▶ **SUPPLIED DATA**:
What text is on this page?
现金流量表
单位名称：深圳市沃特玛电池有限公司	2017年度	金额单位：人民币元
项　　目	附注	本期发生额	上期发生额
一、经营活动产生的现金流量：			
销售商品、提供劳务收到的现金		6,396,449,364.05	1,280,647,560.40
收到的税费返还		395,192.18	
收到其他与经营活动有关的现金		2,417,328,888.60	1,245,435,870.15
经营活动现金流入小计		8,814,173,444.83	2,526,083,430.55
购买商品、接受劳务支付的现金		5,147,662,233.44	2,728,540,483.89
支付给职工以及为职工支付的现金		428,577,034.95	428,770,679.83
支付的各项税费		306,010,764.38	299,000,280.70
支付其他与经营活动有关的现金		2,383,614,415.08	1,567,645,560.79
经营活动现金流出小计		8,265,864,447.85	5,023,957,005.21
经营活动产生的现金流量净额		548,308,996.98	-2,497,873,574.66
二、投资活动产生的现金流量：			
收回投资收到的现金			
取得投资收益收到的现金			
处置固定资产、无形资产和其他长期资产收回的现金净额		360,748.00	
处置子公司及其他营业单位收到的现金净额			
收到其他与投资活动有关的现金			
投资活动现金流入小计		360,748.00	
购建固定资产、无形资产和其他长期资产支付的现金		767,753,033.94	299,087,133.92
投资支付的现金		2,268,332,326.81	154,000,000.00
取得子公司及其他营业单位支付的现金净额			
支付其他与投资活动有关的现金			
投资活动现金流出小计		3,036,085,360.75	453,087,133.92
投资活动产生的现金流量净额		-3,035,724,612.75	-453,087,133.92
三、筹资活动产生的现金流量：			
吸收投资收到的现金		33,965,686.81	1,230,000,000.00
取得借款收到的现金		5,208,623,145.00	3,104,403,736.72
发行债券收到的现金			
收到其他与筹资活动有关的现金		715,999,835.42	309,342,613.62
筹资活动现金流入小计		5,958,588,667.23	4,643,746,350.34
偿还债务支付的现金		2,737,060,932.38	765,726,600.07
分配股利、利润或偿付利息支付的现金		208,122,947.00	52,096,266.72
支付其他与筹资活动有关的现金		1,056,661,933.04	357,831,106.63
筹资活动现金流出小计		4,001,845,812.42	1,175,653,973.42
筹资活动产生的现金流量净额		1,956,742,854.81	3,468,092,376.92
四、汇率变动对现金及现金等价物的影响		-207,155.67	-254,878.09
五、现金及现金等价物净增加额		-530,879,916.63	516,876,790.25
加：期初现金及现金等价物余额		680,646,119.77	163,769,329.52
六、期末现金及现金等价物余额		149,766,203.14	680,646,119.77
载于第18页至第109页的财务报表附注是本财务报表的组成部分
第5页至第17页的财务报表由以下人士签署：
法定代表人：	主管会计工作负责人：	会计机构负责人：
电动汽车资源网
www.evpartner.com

▶ **GIVEN PROBLEM**: Each line of the material above needs to be quoted exactly, please.

▶ **RESPONSE TO THIS EXERCISE**:
What text is on this page?
现金流量表
单位名称：深圳市沃特玛电池有限公司	2017年度	金额单位：人民币元
项　　目	附注	本期发生额	上期发生额
一、经营活动产生的现金流量：			
销售商品、提供劳务收到的现金		6,396,449,364.05	1,280,647,560.40
收到的税费返还		395,192.18	
收到其他与经营活动有关的现金		2,417,328,888.60	1,245,435,870.15
经营活动现金流入小计		8,814,173,444.83	2,526,083,430.55
购买商品、接受劳务支付的现金		5,147,662,233.44	2,728,540,483.89
支付给职工以及为职工支付的现金		428,577,034.95	428,770,679.83
支付的各项税费		306,010,764.38	299,000,280.70
支付其他与经营活动有关的现金		2,383,614,415.08	1,567,645,560.79
经营活动现金流出小计		8,265,864,447.85	5,023,957,005.21
经营活动产生的现金流量净额		548,308,996.98	-2,497,873,574.66
二、投资活动产生的现金流量：			
收回投资收到的现金			
取得投资收益收到的现金			
处置固定资产、无形资产和其他长期资产收回的现金净额		360,748.00	
处置子公司及其他营业单位收到的现金净额			
收到其他与投资活动有关的现金			
投资活动现金流入小计		360,748.00	
购建固定资产、无形资产和其他长期资产支付的现金		767,753,033.94	299,087,133.92
投资支付的现金		2,268,332,326.81	154,000,000.00
取得子公司及其他营业单位支付的现金净额			
支付其他与投资活动有关的现金			
投资活动现金流出小计		3,036,085,360.75	453,087,133.92
投资活动产生的现金流量净额		-3,035,724,612.75	-453,087,133.92
三、筹资活动产生的现金流量：			
吸收投资收到的现金		33,965,686.81	1,230,000,000.00
取得借款收到的现金		5,208,623,145.00	3,104,403,736.72
发行债券收到的现金			
收到其他与筹资活动有关的现金		715,999,835.42	309,342,613.62
筹资活动现金流入小计		5,958,588,667.23	4,643,746,350.34
偿还债务支付的现金		2,737,060,932.38	765,726,600.07
分配股利、利润或偿付利息支付的现金		208,122,947.00	52,096,266.72
支付其他与筹资活动有关的现金		1,056,661,933.04	357,831,106.63
筹资活动现金流出小计		4,001,845,812.42	1,175,653,973.42
筹资活动产生的现金流量净额		1,956,742,854.81	3,468,092,376.92
四、汇率变动对现金及现金等价物的影响		-207,155.67	-254,878.09
五、现金及现金等价物净增加额		-530,879,916.63	516,876,790.25
加：期初现金及现金等价物余额		680,646,119.77	163,769,329.52
六、期末现金及现金等价物余额		149,766,203.14	680,646,119.77
载于第18页至第109页的财务报表附注是本财务报表的组成部分
第5页至第17页的财务报表由以下人士签署：
法定代表人：	主管会计工作负责人：	会计机构负责人：
电动汽车资源网
www.evpartner.com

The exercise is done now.